Extracted data entries:
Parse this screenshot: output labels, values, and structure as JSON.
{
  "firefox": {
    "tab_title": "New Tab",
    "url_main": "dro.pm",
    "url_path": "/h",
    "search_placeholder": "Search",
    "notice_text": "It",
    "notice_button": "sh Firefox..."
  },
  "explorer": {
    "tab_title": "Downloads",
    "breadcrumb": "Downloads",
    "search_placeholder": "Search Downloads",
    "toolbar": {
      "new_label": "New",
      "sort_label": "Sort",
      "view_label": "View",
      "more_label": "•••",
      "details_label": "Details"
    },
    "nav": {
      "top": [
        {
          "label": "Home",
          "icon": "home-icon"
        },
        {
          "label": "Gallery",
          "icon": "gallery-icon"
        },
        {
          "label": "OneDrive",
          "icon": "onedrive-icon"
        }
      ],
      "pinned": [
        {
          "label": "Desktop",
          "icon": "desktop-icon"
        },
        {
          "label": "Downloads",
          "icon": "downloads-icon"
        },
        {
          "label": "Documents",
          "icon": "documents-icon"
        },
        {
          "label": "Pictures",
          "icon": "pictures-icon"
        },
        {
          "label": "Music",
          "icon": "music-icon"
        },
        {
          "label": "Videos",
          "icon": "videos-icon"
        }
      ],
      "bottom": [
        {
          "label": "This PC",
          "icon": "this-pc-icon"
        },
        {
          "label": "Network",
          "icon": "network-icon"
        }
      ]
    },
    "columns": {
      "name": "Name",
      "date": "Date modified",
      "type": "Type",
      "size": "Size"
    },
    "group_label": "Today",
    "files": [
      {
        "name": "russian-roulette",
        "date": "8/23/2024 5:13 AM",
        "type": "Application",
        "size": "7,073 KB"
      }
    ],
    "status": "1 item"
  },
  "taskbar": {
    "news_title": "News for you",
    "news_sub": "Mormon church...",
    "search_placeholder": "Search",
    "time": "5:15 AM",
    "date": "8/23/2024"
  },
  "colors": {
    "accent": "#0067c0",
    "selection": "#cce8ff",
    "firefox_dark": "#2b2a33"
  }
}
---
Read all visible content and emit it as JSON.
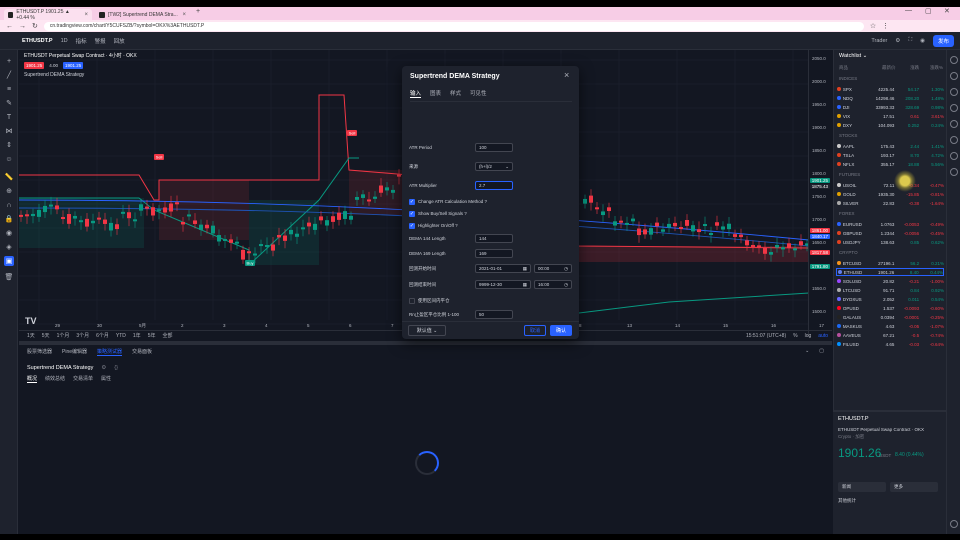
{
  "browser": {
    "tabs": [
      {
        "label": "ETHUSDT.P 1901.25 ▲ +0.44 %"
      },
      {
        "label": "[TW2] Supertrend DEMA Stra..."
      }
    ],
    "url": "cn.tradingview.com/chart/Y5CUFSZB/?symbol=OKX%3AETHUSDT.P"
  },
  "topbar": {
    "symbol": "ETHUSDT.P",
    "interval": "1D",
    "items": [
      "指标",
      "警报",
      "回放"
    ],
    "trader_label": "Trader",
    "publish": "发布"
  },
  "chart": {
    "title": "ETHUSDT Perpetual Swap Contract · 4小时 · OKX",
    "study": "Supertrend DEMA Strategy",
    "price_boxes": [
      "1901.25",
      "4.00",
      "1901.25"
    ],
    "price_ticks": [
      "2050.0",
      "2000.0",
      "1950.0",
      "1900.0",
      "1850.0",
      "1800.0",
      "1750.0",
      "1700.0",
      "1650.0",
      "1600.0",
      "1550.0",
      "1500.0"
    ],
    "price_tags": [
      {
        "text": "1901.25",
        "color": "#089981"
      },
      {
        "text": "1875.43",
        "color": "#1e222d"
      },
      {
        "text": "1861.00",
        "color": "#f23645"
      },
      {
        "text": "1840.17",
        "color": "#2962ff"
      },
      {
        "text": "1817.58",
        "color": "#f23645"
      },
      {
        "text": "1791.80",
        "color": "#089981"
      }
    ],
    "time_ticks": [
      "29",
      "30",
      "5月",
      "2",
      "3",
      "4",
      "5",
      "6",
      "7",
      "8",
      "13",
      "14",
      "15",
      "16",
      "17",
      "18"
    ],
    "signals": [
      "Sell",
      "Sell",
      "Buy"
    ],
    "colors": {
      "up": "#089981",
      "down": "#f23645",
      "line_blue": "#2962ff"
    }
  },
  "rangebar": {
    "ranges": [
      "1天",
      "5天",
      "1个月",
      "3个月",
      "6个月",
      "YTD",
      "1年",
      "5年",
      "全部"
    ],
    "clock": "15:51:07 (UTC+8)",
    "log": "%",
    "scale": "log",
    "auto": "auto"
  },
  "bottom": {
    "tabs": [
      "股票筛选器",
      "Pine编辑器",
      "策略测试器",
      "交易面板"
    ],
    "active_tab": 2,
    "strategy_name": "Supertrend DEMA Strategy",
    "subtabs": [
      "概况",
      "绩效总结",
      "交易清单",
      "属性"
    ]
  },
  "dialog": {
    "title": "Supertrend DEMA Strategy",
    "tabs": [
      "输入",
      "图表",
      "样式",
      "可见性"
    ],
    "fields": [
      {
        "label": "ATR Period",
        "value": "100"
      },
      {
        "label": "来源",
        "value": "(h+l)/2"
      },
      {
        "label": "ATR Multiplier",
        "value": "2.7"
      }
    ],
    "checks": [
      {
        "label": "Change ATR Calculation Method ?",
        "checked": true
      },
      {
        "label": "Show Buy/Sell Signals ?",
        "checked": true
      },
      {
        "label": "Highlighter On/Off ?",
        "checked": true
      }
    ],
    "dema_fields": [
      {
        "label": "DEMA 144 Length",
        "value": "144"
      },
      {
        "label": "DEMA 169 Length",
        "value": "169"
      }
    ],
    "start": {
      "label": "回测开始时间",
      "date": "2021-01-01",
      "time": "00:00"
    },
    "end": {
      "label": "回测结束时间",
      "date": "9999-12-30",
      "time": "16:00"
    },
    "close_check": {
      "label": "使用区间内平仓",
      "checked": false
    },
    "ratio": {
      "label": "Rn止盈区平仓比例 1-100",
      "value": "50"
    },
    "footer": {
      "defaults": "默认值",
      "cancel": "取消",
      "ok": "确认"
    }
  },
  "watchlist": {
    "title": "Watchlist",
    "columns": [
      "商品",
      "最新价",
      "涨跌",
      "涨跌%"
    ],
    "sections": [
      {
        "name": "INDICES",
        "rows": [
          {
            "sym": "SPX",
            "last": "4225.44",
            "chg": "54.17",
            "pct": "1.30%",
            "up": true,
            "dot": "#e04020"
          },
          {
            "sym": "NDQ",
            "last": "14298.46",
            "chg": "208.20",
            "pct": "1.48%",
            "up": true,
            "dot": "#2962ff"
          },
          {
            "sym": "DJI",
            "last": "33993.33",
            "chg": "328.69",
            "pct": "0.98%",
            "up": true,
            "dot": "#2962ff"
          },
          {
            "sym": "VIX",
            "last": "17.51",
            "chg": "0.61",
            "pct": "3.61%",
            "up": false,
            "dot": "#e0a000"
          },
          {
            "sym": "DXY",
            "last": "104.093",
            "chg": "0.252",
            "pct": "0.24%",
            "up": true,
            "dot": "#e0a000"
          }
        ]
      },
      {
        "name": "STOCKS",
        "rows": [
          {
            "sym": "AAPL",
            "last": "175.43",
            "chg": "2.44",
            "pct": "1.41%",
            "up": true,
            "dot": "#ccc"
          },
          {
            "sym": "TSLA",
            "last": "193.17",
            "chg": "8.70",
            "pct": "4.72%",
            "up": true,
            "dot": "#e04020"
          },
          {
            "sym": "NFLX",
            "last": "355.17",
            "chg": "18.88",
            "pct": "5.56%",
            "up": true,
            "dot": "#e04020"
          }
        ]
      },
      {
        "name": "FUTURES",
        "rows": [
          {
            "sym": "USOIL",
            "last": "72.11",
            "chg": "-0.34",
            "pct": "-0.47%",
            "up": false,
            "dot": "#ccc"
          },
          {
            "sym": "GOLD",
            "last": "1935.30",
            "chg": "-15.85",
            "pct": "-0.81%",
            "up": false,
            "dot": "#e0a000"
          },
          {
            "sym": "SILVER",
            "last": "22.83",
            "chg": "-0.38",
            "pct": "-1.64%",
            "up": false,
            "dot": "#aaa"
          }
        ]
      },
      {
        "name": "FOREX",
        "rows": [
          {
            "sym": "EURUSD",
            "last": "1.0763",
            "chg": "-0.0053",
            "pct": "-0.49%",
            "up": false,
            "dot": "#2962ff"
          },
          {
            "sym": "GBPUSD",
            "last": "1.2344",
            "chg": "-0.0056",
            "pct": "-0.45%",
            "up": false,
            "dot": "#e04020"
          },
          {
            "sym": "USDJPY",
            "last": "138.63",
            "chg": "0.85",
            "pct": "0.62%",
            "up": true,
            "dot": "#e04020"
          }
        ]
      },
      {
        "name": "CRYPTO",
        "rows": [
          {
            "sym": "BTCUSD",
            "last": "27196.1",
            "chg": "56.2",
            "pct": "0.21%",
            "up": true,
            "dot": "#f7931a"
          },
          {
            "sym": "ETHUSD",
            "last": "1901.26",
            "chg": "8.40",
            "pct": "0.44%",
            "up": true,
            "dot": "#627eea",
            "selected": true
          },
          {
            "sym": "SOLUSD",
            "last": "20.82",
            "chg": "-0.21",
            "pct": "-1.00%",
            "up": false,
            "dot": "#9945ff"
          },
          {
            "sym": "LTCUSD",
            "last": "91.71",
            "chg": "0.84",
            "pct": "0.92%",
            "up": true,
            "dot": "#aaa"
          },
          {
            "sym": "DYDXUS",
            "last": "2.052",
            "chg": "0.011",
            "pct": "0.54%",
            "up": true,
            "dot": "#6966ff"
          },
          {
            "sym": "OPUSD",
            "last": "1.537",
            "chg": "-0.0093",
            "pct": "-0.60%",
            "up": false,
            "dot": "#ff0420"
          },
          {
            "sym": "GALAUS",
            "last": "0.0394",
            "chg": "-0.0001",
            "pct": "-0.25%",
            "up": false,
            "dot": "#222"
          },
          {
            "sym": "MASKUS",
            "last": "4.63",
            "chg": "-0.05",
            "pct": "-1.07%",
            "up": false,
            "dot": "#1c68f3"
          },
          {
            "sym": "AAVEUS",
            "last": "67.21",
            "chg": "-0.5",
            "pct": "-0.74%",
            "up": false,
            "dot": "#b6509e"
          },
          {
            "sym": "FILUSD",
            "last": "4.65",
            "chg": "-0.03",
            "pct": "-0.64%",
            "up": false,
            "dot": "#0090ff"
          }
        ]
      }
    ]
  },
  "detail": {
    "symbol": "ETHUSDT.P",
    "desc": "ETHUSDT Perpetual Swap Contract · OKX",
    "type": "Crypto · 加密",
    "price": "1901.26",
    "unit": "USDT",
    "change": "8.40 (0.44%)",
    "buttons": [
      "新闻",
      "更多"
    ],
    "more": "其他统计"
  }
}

Stated task: Select and copy every line of the listing with the word "type".

Solution for this problem:
      "type": "Type",
        "type": "Application",
    "type": "Crypto · 加密",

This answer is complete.